* **Activity**:
Gather each line containing the string "velovi" from these entries.

* **Records**:
┄┄┄┄┄┄
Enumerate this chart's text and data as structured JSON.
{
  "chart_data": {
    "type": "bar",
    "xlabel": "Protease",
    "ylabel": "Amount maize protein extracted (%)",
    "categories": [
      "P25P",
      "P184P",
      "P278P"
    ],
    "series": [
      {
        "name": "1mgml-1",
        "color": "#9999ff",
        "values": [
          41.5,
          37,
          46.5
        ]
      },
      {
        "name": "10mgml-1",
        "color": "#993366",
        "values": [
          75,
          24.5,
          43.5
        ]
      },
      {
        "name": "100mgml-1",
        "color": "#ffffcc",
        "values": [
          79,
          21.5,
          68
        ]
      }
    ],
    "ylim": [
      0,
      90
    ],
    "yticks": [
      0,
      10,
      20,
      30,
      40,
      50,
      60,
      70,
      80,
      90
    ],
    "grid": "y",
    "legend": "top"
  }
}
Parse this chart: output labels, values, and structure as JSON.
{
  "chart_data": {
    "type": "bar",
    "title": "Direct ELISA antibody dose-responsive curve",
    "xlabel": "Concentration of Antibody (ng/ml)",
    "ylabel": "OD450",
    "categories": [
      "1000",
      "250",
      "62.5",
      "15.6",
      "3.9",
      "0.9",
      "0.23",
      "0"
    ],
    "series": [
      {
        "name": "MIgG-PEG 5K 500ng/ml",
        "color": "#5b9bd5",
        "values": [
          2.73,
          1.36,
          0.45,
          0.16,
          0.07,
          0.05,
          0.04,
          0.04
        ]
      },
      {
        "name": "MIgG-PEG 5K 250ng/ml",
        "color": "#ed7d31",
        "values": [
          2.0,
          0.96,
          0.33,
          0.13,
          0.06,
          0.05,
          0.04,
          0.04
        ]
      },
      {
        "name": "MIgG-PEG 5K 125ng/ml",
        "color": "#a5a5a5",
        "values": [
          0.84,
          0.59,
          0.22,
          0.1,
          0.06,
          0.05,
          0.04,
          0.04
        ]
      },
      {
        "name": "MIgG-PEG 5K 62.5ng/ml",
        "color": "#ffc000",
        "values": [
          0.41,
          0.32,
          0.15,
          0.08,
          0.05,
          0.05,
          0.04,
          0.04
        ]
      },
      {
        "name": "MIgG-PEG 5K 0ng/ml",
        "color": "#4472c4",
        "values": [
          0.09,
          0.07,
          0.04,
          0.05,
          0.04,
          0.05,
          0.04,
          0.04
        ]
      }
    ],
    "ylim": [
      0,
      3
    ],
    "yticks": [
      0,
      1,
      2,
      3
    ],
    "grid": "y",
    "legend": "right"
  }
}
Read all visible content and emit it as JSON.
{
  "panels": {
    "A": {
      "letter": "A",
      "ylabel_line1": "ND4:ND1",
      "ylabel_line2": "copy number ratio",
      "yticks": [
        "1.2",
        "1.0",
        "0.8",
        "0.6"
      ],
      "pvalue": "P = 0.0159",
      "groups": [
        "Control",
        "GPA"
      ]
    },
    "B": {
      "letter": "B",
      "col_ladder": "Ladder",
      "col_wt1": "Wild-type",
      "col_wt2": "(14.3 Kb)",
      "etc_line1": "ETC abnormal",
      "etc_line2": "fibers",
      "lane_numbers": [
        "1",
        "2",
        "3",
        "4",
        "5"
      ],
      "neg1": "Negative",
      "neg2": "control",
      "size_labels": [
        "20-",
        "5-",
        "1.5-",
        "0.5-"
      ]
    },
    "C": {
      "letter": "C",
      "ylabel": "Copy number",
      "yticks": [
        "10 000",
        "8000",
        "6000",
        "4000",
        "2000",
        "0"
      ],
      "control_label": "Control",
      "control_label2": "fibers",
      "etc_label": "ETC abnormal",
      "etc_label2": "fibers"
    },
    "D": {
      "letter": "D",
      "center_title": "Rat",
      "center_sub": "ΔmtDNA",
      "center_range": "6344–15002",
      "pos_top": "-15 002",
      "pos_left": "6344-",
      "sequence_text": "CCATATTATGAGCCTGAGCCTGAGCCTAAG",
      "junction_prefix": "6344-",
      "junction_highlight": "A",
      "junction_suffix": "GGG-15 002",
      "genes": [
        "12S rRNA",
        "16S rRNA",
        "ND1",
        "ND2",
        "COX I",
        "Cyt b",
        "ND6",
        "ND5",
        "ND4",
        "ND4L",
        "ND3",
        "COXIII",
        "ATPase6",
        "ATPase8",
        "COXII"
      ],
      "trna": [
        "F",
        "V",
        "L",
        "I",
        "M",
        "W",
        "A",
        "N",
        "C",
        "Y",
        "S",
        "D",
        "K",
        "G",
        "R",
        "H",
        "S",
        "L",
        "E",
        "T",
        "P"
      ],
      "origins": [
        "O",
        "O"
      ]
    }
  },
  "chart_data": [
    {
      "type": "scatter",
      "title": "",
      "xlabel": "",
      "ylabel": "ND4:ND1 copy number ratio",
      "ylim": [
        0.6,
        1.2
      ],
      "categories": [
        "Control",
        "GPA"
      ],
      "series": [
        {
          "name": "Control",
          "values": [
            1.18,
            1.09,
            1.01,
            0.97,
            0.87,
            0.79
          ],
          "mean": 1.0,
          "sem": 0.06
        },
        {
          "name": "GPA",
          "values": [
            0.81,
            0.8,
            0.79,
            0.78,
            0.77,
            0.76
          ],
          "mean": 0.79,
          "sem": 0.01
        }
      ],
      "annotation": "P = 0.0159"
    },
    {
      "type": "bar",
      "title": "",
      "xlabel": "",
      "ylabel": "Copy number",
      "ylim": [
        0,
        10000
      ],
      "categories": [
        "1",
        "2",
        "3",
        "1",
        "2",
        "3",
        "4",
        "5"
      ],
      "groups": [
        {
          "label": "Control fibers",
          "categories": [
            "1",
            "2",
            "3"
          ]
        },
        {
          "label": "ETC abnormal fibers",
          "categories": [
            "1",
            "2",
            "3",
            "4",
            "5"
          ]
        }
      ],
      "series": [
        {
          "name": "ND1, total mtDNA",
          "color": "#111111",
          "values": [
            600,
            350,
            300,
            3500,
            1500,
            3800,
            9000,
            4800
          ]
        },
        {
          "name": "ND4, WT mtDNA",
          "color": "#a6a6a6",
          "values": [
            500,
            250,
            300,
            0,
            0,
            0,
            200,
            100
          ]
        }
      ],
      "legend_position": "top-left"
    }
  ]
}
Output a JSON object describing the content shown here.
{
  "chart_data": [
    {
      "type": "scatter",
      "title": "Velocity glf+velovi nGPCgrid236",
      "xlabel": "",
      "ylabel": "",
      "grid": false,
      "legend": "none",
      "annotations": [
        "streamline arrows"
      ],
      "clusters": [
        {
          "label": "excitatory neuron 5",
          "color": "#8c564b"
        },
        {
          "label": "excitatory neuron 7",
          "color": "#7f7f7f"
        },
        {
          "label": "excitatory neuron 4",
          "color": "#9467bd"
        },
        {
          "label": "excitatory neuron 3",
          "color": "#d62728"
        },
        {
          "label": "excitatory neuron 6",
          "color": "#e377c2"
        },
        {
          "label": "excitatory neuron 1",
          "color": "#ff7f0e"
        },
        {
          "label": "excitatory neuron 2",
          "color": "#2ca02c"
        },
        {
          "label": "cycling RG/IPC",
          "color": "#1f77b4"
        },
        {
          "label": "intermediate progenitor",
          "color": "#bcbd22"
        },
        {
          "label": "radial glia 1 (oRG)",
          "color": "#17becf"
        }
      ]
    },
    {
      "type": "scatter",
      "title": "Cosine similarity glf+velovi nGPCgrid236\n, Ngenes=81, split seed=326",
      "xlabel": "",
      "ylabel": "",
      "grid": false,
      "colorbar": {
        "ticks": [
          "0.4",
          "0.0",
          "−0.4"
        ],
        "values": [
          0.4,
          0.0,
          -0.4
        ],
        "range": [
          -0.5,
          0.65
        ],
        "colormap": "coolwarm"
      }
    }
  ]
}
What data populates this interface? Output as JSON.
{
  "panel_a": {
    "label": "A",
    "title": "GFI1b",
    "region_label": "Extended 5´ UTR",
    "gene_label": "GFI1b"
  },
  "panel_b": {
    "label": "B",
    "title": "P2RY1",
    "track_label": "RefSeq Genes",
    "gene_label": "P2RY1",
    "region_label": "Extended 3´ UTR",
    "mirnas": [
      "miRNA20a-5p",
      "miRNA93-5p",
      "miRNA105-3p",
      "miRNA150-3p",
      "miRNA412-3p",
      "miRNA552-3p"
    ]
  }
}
┄┄┄┄┄┄
* **Answer to this task**:
      "title": "Velocity glf+velovi nGPCgrid236",
      "title": "Cosine similarity glf+velovi nGPCgrid236\n, Ngenes=81, split seed=326",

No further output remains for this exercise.